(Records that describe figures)
——
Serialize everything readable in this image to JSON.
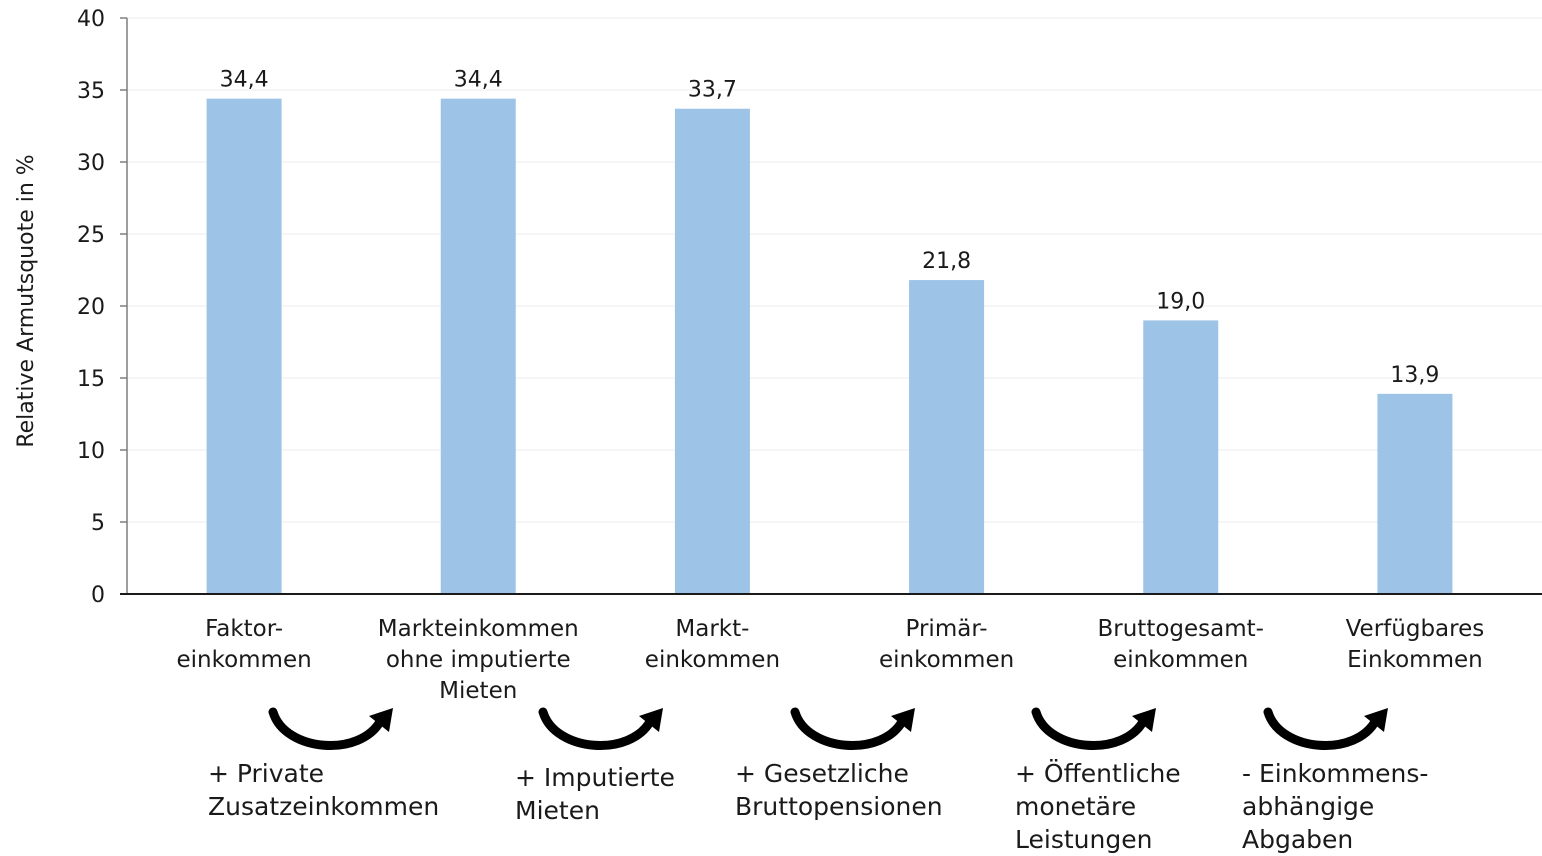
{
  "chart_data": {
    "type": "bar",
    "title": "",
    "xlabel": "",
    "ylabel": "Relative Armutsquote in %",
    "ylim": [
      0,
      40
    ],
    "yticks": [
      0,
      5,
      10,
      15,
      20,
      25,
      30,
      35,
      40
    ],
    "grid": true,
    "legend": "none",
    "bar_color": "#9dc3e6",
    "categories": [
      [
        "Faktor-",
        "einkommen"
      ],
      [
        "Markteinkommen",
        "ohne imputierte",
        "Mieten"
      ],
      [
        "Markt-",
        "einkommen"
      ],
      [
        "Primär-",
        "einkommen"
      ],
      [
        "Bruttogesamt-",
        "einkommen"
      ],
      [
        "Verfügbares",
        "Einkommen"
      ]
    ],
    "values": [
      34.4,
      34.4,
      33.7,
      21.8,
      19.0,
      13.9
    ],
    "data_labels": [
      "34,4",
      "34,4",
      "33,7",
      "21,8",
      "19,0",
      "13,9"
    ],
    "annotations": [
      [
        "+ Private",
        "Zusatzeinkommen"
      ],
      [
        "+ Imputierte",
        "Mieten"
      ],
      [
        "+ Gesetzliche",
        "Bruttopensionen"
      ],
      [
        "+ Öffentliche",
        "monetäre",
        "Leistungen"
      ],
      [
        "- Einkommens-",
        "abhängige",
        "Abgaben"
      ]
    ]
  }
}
——
Output all of the entries verbatim, leaving out any images.

Serialize everything readable in this image to JSON.
{
  "chart_data": {
    "type": "bar",
    "title": "",
    "xlabel": "",
    "ylabel": "Relative Armutsquote in %",
    "ylim": [
      0,
      40
    ],
    "yticks": [
      0,
      5,
      10,
      15,
      20,
      25,
      30,
      35,
      40
    ],
    "grid": true,
    "legend": "none",
    "bar_color": "#9dc3e6",
    "categories": [
      [
        "Faktor-",
        "einkommen"
      ],
      [
        "Markteinkommen",
        "ohne imputierte",
        "Mieten"
      ],
      [
        "Markt-",
        "einkommen"
      ],
      [
        "Primär-",
        "einkommen"
      ],
      [
        "Bruttogesamt-",
        "einkommen"
      ],
      [
        "Verfügbares",
        "Einkommen"
      ]
    ],
    "values": [
      34.4,
      34.4,
      33.7,
      21.8,
      19.0,
      13.9
    ],
    "data_labels": [
      "34,4",
      "34,4",
      "33,7",
      "21,8",
      "19,0",
      "13,9"
    ],
    "annotations": [
      [
        "+ Private",
        "Zusatzeinkommen"
      ],
      [
        "+ Imputierte",
        "Mieten"
      ],
      [
        "+ Gesetzliche",
        "Bruttopensionen"
      ],
      [
        "+ Öffentliche",
        "monetäre",
        "Leistungen"
      ],
      [
        "- Einkommens-",
        "abhängige",
        "Abgaben"
      ]
    ]
  }
}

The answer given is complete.